_Exercise task_. Please return the full listing below without altering anything.

_Input data_.
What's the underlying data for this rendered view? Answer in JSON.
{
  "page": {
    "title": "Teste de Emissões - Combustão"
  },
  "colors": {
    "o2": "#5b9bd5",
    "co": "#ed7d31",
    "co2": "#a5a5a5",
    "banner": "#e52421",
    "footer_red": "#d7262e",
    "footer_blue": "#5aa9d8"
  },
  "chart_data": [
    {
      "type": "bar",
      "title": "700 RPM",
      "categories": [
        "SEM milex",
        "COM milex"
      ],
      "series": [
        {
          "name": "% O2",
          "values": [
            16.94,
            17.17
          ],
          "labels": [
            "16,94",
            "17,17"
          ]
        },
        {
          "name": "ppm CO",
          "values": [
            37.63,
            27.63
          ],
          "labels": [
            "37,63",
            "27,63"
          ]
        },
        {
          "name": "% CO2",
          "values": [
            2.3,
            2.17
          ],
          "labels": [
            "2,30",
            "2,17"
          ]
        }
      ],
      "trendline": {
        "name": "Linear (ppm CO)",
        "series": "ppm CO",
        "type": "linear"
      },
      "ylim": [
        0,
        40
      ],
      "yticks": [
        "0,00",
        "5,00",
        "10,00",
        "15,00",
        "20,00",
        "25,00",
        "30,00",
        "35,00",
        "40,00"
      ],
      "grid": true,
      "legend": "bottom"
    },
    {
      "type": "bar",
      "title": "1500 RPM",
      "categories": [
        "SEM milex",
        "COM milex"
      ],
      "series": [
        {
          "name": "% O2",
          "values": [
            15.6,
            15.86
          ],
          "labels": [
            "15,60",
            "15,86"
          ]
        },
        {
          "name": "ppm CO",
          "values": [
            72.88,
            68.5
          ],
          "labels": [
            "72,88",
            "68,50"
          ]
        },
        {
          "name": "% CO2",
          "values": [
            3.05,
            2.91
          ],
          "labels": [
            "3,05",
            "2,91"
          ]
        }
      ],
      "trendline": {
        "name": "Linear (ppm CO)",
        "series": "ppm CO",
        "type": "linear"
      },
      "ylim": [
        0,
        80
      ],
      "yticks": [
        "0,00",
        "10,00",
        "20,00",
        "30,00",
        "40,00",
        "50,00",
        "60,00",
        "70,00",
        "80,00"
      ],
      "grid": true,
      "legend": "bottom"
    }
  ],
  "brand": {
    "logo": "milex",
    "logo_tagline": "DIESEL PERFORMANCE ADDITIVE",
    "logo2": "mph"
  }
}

_Reply_.
What's the underlying data for this rendered view? Answer in JSON.
{
  "page": {
    "title": "Teste de Emissões - Combustão"
  },
  "colors": {
    "o2": "#5b9bd5",
    "co": "#ed7d31",
    "co2": "#a5a5a5",
    "banner": "#e52421",
    "footer_red": "#d7262e",
    "footer_blue": "#5aa9d8"
  },
  "chart_data": [
    {
      "type": "bar",
      "title": "700 RPM",
      "categories": [
        "SEM milex",
        "COM milex"
      ],
      "series": [
        {
          "name": "% O2",
          "values": [
            16.94,
            17.17
          ],
          "labels": [
            "16,94",
            "17,17"
          ]
        },
        {
          "name": "ppm CO",
          "values": [
            37.63,
            27.63
          ],
          "labels": [
            "37,63",
            "27,63"
          ]
        },
        {
          "name": "% CO2",
          "values": [
            2.3,
            2.17
          ],
          "labels": [
            "2,30",
            "2,17"
          ]
        }
      ],
      "trendline": {
        "name": "Linear (ppm CO)",
        "series": "ppm CO",
        "type": "linear"
      },
      "ylim": [
        0,
        40
      ],
      "yticks": [
        "0,00",
        "5,00",
        "10,00",
        "15,00",
        "20,00",
        "25,00",
        "30,00",
        "35,00",
        "40,00"
      ],
      "grid": true,
      "legend": "bottom"
    },
    {
      "type": "bar",
      "title": "1500 RPM",
      "categories": [
        "SEM milex",
        "COM milex"
      ],
      "series": [
        {
          "name": "% O2",
          "values": [
            15.6,
            15.86
          ],
          "labels": [
            "15,60",
            "15,86"
          ]
        },
        {
          "name": "ppm CO",
          "values": [
            72.88,
            68.5
          ],
          "labels": [
            "72,88",
            "68,50"
          ]
        },
        {
          "name": "% CO2",
          "values": [
            3.05,
            2.91
          ],
          "labels": [
            "3,05",
            "2,91"
          ]
        }
      ],
      "trendline": {
        "name": "Linear (ppm CO)",
        "series": "ppm CO",
        "type": "linear"
      },
      "ylim": [
        0,
        80
      ],
      "yticks": [
        "0,00",
        "10,00",
        "20,00",
        "30,00",
        "40,00",
        "50,00",
        "60,00",
        "70,00",
        "80,00"
      ],
      "grid": true,
      "legend": "bottom"
    }
  ],
  "brand": {
    "logo": "milex",
    "logo_tagline": "DIESEL PERFORMANCE ADDITIVE",
    "logo2": "mph"
  }
}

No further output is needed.